▸ PROBLEM: For every line in the records that has the word "Integration", make a copy.

[Start of section]

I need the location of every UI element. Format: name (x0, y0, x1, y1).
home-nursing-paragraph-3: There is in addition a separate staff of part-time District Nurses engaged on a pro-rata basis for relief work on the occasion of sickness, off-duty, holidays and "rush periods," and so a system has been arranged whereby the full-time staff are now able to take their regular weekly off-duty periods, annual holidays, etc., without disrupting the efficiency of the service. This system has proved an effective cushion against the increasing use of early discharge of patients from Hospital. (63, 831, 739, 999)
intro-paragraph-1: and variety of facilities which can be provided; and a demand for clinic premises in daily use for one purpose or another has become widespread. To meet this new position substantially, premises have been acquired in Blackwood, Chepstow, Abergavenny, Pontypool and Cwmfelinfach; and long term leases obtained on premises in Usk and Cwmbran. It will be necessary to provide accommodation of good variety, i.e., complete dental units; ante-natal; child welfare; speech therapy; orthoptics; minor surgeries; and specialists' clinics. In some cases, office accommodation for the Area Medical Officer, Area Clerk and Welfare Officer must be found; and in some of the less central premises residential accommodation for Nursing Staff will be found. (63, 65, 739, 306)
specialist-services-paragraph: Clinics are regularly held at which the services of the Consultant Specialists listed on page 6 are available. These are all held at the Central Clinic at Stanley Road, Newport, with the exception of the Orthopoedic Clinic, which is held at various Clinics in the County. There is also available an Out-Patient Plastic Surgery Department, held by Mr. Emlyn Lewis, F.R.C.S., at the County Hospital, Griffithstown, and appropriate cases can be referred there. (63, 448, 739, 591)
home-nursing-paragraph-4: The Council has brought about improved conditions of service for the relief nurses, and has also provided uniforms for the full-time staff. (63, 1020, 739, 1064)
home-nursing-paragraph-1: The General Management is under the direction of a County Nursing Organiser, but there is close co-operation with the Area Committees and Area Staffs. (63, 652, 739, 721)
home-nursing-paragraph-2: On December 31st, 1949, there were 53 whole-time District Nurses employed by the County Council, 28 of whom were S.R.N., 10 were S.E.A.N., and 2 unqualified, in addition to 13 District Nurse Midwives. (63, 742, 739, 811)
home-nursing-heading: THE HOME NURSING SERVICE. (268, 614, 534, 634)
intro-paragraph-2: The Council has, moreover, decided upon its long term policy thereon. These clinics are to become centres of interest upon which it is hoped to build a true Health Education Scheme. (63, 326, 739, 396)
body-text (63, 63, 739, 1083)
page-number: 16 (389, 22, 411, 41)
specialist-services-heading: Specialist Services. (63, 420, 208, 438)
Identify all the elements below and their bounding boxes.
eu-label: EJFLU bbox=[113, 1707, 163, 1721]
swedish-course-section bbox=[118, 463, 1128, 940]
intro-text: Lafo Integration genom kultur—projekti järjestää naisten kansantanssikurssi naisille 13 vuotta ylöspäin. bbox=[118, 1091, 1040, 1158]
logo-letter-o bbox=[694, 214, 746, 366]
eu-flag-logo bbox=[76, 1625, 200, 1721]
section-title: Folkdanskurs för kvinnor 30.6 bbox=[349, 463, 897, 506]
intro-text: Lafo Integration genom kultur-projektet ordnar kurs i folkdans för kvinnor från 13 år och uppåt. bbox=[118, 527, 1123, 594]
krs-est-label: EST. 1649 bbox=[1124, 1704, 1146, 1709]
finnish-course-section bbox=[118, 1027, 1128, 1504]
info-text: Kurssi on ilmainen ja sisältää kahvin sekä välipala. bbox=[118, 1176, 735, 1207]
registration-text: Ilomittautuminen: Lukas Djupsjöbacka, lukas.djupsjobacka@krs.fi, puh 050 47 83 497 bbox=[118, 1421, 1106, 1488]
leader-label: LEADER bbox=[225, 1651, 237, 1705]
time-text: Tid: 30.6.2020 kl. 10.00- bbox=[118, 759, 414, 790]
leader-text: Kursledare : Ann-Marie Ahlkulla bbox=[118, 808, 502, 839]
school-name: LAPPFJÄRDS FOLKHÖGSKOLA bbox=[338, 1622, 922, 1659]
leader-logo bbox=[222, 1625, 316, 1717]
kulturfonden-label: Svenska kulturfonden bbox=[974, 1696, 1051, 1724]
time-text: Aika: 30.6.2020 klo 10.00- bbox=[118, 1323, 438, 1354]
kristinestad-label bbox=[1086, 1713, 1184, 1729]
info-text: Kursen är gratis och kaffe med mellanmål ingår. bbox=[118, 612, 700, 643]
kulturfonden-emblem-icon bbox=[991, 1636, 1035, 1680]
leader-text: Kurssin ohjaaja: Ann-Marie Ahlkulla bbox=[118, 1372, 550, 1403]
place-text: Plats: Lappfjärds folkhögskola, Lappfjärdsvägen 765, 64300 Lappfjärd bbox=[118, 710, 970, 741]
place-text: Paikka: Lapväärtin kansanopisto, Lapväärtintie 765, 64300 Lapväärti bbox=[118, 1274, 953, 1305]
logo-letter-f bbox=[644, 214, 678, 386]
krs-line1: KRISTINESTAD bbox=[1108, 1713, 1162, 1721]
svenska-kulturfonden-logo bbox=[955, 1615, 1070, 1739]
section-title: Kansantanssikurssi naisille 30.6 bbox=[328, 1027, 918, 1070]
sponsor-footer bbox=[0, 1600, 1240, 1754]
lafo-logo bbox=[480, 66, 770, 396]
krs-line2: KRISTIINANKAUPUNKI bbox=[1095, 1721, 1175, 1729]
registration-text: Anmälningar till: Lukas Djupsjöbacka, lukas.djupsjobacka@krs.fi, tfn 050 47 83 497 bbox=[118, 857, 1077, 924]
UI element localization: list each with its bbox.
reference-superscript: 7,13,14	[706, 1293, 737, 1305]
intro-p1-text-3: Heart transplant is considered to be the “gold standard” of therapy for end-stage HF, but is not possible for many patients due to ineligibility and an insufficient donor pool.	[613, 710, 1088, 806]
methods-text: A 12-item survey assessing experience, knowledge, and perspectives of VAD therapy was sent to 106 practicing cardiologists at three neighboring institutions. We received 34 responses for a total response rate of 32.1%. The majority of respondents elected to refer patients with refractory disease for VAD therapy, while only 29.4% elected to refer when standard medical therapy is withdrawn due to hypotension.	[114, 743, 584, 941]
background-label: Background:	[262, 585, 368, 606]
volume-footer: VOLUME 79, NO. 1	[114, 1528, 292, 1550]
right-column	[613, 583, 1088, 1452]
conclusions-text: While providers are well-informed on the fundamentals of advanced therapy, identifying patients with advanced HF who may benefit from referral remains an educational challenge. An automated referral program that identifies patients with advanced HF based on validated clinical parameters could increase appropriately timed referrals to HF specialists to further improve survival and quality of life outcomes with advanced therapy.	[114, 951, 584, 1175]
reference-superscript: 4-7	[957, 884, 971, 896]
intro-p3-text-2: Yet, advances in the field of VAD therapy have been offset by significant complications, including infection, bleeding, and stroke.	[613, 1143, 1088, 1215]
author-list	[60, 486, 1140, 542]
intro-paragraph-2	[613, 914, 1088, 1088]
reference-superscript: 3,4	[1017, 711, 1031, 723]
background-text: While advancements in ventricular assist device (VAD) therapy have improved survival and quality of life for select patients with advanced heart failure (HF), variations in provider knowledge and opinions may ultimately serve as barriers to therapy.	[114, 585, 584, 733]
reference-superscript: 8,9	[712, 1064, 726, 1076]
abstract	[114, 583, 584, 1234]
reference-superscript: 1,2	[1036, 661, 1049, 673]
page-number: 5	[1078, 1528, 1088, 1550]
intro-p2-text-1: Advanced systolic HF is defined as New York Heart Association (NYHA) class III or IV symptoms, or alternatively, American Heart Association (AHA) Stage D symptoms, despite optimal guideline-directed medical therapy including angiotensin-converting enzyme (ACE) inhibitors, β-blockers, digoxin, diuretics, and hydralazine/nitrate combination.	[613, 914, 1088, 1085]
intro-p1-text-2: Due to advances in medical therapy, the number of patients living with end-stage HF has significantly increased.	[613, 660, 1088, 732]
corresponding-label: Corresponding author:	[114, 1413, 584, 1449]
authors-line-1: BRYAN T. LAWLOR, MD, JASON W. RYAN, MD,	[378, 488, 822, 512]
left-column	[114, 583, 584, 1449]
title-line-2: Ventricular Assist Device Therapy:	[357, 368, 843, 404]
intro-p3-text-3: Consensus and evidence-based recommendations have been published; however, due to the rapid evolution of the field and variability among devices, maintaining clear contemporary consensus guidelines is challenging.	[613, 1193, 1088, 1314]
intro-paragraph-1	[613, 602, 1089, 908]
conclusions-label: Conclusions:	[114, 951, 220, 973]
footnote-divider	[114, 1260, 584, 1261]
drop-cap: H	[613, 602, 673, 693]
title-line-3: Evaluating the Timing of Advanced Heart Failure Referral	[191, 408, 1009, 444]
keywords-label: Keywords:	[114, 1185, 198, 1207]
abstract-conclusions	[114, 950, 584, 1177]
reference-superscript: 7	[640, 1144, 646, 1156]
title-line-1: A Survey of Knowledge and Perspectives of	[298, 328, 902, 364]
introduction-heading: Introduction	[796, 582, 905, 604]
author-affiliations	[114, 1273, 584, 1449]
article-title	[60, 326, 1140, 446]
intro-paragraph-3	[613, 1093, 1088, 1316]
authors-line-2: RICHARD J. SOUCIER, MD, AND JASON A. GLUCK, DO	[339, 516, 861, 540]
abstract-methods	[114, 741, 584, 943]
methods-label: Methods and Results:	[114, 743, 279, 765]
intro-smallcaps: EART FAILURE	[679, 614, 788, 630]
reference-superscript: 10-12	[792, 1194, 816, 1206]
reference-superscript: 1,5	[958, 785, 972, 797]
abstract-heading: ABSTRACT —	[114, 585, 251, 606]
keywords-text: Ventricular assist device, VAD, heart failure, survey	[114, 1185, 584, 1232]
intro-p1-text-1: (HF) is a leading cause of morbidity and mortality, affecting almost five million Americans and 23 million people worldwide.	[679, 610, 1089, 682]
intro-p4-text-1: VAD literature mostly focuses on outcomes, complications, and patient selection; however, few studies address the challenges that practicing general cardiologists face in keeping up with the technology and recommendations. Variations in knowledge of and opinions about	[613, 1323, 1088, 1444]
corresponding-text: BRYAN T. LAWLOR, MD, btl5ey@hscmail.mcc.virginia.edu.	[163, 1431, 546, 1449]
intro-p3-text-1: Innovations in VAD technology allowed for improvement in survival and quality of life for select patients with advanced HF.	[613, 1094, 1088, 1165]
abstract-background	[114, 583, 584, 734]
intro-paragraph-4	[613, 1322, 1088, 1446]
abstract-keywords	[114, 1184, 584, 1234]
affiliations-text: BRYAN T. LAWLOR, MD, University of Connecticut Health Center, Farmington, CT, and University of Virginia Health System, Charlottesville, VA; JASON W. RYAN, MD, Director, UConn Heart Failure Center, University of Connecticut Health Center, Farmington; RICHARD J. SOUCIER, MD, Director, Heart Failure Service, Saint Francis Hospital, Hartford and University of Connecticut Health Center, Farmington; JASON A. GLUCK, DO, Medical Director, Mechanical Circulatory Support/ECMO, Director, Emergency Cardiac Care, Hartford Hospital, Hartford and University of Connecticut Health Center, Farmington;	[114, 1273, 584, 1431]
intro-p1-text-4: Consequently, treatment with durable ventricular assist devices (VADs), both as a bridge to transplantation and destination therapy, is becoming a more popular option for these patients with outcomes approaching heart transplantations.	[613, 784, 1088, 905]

[End of section]

▸ EXERCISE SOLUTION:
intro-text: Lafo Integration genom kultur—projekti järjestää naisten kansantanssikurssi naisille 13 vuotta ylöspäin. bbox=[118, 1091, 1040, 1158]
intro-text: Lafo Integration genom kultur-projektet ordnar kurs i folkdans för kvinnor från 13 år och uppåt. bbox=[118, 527, 1123, 594]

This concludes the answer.